Stored data:
┌──

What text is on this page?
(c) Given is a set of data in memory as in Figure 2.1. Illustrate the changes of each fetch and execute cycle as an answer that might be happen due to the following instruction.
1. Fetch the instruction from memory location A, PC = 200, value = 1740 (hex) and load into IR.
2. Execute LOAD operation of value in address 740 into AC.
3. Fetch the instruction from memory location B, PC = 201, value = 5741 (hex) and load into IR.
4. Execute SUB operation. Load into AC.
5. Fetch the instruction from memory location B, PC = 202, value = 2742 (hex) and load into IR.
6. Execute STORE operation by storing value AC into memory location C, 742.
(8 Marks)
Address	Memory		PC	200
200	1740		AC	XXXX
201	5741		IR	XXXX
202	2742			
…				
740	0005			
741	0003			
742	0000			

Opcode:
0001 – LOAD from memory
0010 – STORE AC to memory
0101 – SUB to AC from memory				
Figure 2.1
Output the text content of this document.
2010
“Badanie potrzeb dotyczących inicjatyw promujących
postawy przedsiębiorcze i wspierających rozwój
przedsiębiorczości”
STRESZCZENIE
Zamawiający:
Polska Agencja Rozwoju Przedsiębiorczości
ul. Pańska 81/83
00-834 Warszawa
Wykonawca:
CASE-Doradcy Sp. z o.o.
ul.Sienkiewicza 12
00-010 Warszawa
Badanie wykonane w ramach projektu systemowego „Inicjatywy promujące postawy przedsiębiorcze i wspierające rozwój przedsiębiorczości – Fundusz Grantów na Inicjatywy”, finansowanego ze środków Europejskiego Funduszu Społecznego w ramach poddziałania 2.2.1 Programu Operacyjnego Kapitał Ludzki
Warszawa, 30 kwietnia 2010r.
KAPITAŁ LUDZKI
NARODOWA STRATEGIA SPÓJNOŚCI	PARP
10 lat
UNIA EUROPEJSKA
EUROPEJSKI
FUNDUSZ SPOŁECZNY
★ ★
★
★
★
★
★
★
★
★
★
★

└──

The problem: Repeat all the records. Match each line exactly.

The reply:
What text is on this page?
(c) Given is a set of data in memory as in Figure 2.1. Illustrate the changes of each fetch and execute cycle as an answer that might be happen due to the following instruction.
1. Fetch the instruction from memory location A, PC = 200, value = 1740 (hex) and load into IR.
2. Execute LOAD operation of value in address 740 into AC.
3. Fetch the instruction from memory location B, PC = 201, value = 5741 (hex) and load into IR.
4. Execute SUB operation. Load into AC.
5. Fetch the instruction from memory location B, PC = 202, value = 2742 (hex) and load into IR.
6. Execute STORE operation by storing value AC into memory location C, 742.
(8 Marks)
Address	Memory		PC	200
200	1740		AC	XXXX
201	5741		IR	XXXX
202	2742			
…				
740	0005			
741	0003			
742	0000			

Opcode:
0001 – LOAD from memory
0010 – STORE AC to memory
0101 – SUB to AC from memory				
Figure 2.1
Output the text content of this document.
2010
“Badanie potrzeb dotyczących inicjatyw promujących
postawy przedsiębiorcze i wspierających rozwój
przedsiębiorczości”
STRESZCZENIE
Zamawiający:
Polska Agencja Rozwoju Przedsiębiorczości
ul. Pańska 81/83
00-834 Warszawa
Wykonawca:
CASE-Doradcy Sp. z o.o.
ul.Sienkiewicza 12
00-010 Warszawa
Badanie wykonane w ramach projektu systemowego „Inicjatywy promujące postawy przedsiębiorcze i wspierające rozwój przedsiębiorczości – Fundusz Grantów na Inicjatywy”, finansowanego ze środków Europejskiego Funduszu Społecznego w ramach poddziałania 2.2.1 Programu Operacyjnego Kapitał Ludzki
Warszawa, 30 kwietnia 2010r.
KAPITAŁ LUDZKI
NARODOWA STRATEGIA SPÓJNOŚCI	PARP
10 lat
UNIA EUROPEJSKA
EUROPEJSKI
FUNDUSZ SPOŁECZNY
★ ★
★
★
★
★
★
★
★
★
★
★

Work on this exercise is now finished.